EXERCISE OBJECTIVE -
Produce a verbatim copy of the entries listed below.

----

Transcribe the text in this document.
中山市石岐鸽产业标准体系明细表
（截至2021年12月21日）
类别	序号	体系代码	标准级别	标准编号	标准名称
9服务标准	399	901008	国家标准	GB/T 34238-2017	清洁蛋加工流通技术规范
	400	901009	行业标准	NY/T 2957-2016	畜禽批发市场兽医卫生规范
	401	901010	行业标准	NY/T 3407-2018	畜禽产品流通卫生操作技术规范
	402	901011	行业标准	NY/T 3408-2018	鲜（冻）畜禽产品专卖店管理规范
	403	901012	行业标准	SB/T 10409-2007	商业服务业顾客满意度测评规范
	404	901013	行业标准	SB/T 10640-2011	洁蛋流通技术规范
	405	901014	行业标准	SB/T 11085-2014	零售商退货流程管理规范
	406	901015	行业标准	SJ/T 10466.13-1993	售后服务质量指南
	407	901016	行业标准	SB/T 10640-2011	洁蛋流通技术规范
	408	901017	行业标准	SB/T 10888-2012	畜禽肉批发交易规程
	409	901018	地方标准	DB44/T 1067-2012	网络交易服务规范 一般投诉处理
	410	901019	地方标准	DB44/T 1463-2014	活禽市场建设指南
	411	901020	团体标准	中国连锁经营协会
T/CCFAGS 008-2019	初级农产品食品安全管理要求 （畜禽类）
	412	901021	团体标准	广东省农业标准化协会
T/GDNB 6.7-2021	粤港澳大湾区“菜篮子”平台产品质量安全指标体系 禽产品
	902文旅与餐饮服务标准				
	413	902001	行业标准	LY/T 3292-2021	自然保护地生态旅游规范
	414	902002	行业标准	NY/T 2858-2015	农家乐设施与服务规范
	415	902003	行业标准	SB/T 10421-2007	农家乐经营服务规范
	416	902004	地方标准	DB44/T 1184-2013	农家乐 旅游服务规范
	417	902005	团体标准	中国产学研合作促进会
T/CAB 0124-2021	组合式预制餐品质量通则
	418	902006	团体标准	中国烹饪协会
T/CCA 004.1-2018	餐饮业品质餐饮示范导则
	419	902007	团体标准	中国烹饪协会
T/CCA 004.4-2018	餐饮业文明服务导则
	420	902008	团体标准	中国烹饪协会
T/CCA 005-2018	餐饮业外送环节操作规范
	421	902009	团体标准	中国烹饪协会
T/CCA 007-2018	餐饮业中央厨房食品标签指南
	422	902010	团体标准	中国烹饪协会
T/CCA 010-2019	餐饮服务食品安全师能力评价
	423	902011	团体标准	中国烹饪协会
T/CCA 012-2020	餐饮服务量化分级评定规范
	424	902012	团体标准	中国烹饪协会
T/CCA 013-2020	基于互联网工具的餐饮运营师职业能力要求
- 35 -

----

THE OUTPUT -
Transcribe the text in this document.
中山市石岐鸽产业标准体系明细表
（截至2021年12月21日）
类别	序号	体系代码	标准级别	标准编号	标准名称
9服务标准	399	901008	国家标准	GB/T 34238-2017	清洁蛋加工流通技术规范
	400	901009	行业标准	NY/T 2957-2016	畜禽批发市场兽医卫生规范
	401	901010	行业标准	NY/T 3407-2018	畜禽产品流通卫生操作技术规范
	402	901011	行业标准	NY/T 3408-2018	鲜（冻）畜禽产品专卖店管理规范
	403	901012	行业标准	SB/T 10409-2007	商业服务业顾客满意度测评规范
	404	901013	行业标准	SB/T 10640-2011	洁蛋流通技术规范
	405	901014	行业标准	SB/T 11085-2014	零售商退货流程管理规范
	406	901015	行业标准	SJ/T 10466.13-1993	售后服务质量指南
	407	901016	行业标准	SB/T 10640-2011	洁蛋流通技术规范
	408	901017	行业标准	SB/T 10888-2012	畜禽肉批发交易规程
	409	901018	地方标准	DB44/T 1067-2012	网络交易服务规范 一般投诉处理
	410	901019	地方标准	DB44/T 1463-2014	活禽市场建设指南
	411	901020	团体标准	中国连锁经营协会
T/CCFAGS 008-2019	初级农产品食品安全管理要求 （畜禽类）
	412	901021	团体标准	广东省农业标准化协会
T/GDNB 6.7-2021	粤港澳大湾区“菜篮子”平台产品质量安全指标体系 禽产品
	902文旅与餐饮服务标准				
	413	902001	行业标准	LY/T 3292-2021	自然保护地生态旅游规范
	414	902002	行业标准	NY/T 2858-2015	农家乐设施与服务规范
	415	902003	行业标准	SB/T 10421-2007	农家乐经营服务规范
	416	902004	地方标准	DB44/T 1184-2013	农家乐 旅游服务规范
	417	902005	团体标准	中国产学研合作促进会
T/CAB 0124-2021	组合式预制餐品质量通则
	418	902006	团体标准	中国烹饪协会
T/CCA 004.1-2018	餐饮业品质餐饮示范导则
	419	902007	团体标准	中国烹饪协会
T/CCA 004.4-2018	餐饮业文明服务导则
	420	902008	团体标准	中国烹饪协会
T/CCA 005-2018	餐饮业外送环节操作规范
	421	902009	团体标准	中国烹饪协会
T/CCA 007-2018	餐饮业中央厨房食品标签指南
	422	902010	团体标准	中国烹饪协会
T/CCA 010-2019	餐饮服务食品安全师能力评价
	423	902011	团体标准	中国烹饪协会
T/CCA 012-2020	餐饮服务量化分级评定规范
	424	902012	团体标准	中国烹饪协会
T/CCA 013-2020	基于互联网工具的餐饮运营师职业能力要求
- 35 -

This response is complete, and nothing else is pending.